━━ Given records

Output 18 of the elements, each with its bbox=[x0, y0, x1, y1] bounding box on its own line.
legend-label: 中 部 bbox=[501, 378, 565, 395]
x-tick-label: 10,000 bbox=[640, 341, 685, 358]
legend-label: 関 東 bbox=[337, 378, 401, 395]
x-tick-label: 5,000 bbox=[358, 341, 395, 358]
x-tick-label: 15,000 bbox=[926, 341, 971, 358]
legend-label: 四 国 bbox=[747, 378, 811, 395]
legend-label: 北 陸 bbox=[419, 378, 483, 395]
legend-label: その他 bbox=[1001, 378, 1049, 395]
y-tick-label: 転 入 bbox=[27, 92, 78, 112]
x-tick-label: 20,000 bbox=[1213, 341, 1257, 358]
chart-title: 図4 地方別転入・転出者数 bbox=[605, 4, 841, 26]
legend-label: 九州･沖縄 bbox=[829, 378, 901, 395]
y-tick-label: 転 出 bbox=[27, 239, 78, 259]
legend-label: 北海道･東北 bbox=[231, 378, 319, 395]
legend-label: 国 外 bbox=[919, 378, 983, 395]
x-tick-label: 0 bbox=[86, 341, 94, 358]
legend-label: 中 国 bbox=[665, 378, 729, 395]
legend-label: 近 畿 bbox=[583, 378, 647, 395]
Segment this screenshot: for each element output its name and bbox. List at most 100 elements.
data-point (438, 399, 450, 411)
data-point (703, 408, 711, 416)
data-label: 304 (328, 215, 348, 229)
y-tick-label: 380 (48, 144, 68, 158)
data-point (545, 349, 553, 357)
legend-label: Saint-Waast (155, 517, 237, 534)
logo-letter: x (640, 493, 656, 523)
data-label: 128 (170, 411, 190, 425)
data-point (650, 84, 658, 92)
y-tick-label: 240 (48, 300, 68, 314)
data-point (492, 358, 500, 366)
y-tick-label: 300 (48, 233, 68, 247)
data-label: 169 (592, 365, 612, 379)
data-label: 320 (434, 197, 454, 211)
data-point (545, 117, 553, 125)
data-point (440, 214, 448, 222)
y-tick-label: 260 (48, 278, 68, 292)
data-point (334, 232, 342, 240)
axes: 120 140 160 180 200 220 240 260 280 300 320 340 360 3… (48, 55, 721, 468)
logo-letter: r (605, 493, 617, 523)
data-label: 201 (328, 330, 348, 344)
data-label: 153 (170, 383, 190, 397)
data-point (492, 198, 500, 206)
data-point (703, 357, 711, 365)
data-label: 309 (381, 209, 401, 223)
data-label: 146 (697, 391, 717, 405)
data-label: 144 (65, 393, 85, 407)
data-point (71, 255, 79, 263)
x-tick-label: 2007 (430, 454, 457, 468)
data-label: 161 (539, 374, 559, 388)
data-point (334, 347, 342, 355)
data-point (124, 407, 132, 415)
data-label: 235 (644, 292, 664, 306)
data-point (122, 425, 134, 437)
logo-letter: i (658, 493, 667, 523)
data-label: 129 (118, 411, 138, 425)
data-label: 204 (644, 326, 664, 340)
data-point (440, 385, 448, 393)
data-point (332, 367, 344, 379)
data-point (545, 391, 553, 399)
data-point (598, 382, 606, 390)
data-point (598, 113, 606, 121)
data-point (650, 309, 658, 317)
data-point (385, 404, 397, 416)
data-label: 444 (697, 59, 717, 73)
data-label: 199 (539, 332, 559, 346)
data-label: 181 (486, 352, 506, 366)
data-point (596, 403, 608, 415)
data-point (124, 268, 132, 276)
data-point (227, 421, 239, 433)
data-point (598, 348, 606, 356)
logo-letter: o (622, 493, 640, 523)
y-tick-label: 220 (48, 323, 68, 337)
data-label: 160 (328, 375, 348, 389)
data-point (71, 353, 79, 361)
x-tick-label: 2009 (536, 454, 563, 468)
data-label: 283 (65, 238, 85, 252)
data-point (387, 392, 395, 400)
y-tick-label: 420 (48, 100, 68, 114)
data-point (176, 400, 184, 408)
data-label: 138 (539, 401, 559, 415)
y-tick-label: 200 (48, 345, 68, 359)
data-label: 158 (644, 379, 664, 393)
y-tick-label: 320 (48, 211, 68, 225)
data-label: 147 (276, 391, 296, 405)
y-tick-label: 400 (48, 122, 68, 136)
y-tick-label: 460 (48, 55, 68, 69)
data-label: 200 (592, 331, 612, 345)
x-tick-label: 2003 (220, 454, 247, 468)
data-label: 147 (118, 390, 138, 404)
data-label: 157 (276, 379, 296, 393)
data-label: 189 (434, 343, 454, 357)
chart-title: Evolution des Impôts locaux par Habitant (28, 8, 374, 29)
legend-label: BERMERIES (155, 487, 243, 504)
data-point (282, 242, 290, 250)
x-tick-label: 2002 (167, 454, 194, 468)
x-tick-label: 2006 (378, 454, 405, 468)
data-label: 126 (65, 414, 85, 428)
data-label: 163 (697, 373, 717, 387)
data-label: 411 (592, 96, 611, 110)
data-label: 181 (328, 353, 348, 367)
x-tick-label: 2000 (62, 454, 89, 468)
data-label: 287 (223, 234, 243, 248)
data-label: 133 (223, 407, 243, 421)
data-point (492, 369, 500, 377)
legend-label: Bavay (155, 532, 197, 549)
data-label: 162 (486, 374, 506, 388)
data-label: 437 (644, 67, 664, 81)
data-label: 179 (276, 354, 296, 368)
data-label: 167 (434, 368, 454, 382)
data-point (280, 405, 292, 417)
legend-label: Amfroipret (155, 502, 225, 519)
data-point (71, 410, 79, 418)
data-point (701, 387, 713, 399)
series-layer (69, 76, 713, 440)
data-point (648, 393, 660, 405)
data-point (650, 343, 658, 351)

━━━━

→ Your goal:
Reproduce all of the lines above word for word.

→ Solution to this problem:
Output 18 of the elements, each with its bbox=[x0, y0, x1, y1] bounding box on its own line.
legend-label: 中 部 bbox=[501, 378, 565, 395]
x-tick-label: 10,000 bbox=[640, 341, 685, 358]
legend-label: 関 東 bbox=[337, 378, 401, 395]
x-tick-label: 5,000 bbox=[358, 341, 395, 358]
x-tick-label: 15,000 bbox=[926, 341, 971, 358]
legend-label: 四 国 bbox=[747, 378, 811, 395]
legend-label: 北 陸 bbox=[419, 378, 483, 395]
legend-label: その他 bbox=[1001, 378, 1049, 395]
y-tick-label: 転 入 bbox=[27, 92, 78, 112]
x-tick-label: 20,000 bbox=[1213, 341, 1257, 358]
chart-title: 図4 地方別転入・転出者数 bbox=[605, 4, 841, 26]
legend-label: 九州･沖縄 bbox=[829, 378, 901, 395]
y-tick-label: 転 出 bbox=[27, 239, 78, 259]
legend-label: 北海道･東北 bbox=[231, 378, 319, 395]
legend-label: 国 外 bbox=[919, 378, 983, 395]
x-tick-label: 0 bbox=[86, 341, 94, 358]
legend-label: 中 国 bbox=[665, 378, 729, 395]
legend-label: 近 畿 bbox=[583, 378, 647, 395]
Segment this screenshot: for each element output its name and bbox. List at most 100 elements.
data-point (438, 399, 450, 411)
data-point (703, 408, 711, 416)
data-label: 304 (328, 215, 348, 229)
y-tick-label: 380 (48, 144, 68, 158)
data-point (545, 349, 553, 357)
legend-label: Saint-Waast (155, 517, 237, 534)
logo-letter: x (640, 493, 656, 523)
data-label: 128 (170, 411, 190, 425)
data-point (650, 84, 658, 92)
y-tick-label: 240 (48, 300, 68, 314)
data-point (492, 358, 500, 366)
y-tick-label: 300 (48, 233, 68, 247)
data-label: 169 (592, 365, 612, 379)
data-label: 320 (434, 197, 454, 211)
data-point (545, 117, 553, 125)
data-point (440, 214, 448, 222)
y-tick-label: 260 (48, 278, 68, 292)
data-point (334, 232, 342, 240)
axes: 120 140 160 180 200 220 240 260 280 300 320 340 360 3… (48, 55, 721, 468)
logo-letter: r (605, 493, 617, 523)
data-label: 201 (328, 330, 348, 344)
data-label: 153 (170, 383, 190, 397)
data-point (492, 198, 500, 206)
data-point (703, 357, 711, 365)
data-label: 309 (381, 209, 401, 223)
data-label: 146 (697, 391, 717, 405)
data-label: 144 (65, 393, 85, 407)
data-point (71, 255, 79, 263)
x-tick-label: 2007 (430, 454, 457, 468)
data-label: 161 (539, 374, 559, 388)
data-point (334, 347, 342, 355)
data-point (124, 407, 132, 415)
data-label: 235 (644, 292, 664, 306)
data-point (122, 425, 134, 437)
logo-letter: i (658, 493, 667, 523)
data-label: 129 (118, 411, 138, 425)
data-label: 204 (644, 326, 664, 340)
data-point (440, 385, 448, 393)
data-point (332, 367, 344, 379)
data-point (545, 391, 553, 399)
data-point (598, 382, 606, 390)
data-point (598, 113, 606, 121)
data-point (650, 309, 658, 317)
data-point (385, 404, 397, 416)
data-label: 444 (697, 59, 717, 73)
data-label: 199 (539, 332, 559, 346)
data-label: 181 (486, 352, 506, 366)
data-point (596, 403, 608, 415)
data-point (124, 268, 132, 276)
data-point (227, 421, 239, 433)
data-point (598, 348, 606, 356)
logo-letter: o (622, 493, 640, 523)
y-tick-label: 220 (48, 323, 68, 337)
data-label: 160 (328, 375, 348, 389)
data-point (71, 353, 79, 361)
x-tick-label: 2009 (536, 454, 563, 468)
data-label: 283 (65, 238, 85, 252)
data-point (387, 392, 395, 400)
y-tick-label: 420 (48, 100, 68, 114)
data-point (176, 400, 184, 408)
data-label: 138 (539, 401, 559, 415)
y-tick-label: 200 (48, 345, 68, 359)
data-label: 158 (644, 379, 664, 393)
y-tick-label: 320 (48, 211, 68, 225)
data-label: 147 (276, 391, 296, 405)
y-tick-label: 400 (48, 122, 68, 136)
y-tick-label: 460 (48, 55, 68, 69)
data-label: 200 (592, 331, 612, 345)
x-tick-label: 2003 (220, 454, 247, 468)
data-label: 147 (118, 390, 138, 404)
data-label: 157 (276, 379, 296, 393)
data-label: 189 (434, 343, 454, 357)
chart-title: Evolution des Impôts locaux par Habitant (28, 8, 374, 29)
legend-label: BERMERIES (155, 487, 243, 504)
data-point (282, 242, 290, 250)
x-tick-label: 2002 (167, 454, 194, 468)
x-tick-label: 2006 (378, 454, 405, 468)
data-label: 126 (65, 414, 85, 428)
data-label: 163 (697, 373, 717, 387)
data-label: 411 (592, 96, 611, 110)
data-label: 181 (328, 353, 348, 367)
x-tick-label: 2000 (62, 454, 89, 468)
data-label: 287 (223, 234, 243, 248)
data-label: 133 (223, 407, 243, 421)
data-point (492, 369, 500, 377)
legend-label: Bavay (155, 532, 197, 549)
data-label: 162 (486, 374, 506, 388)
data-label: 437 (644, 67, 664, 81)
data-label: 179 (276, 354, 296, 368)
data-label: 167 (434, 368, 454, 382)
data-point (280, 405, 292, 417)
legend-label: Amfroipret (155, 502, 225, 519)
data-point (71, 410, 79, 418)
data-point (701, 387, 713, 399)
series-layer (69, 76, 713, 440)
data-point (648, 393, 660, 405)
data-point (650, 343, 658, 351)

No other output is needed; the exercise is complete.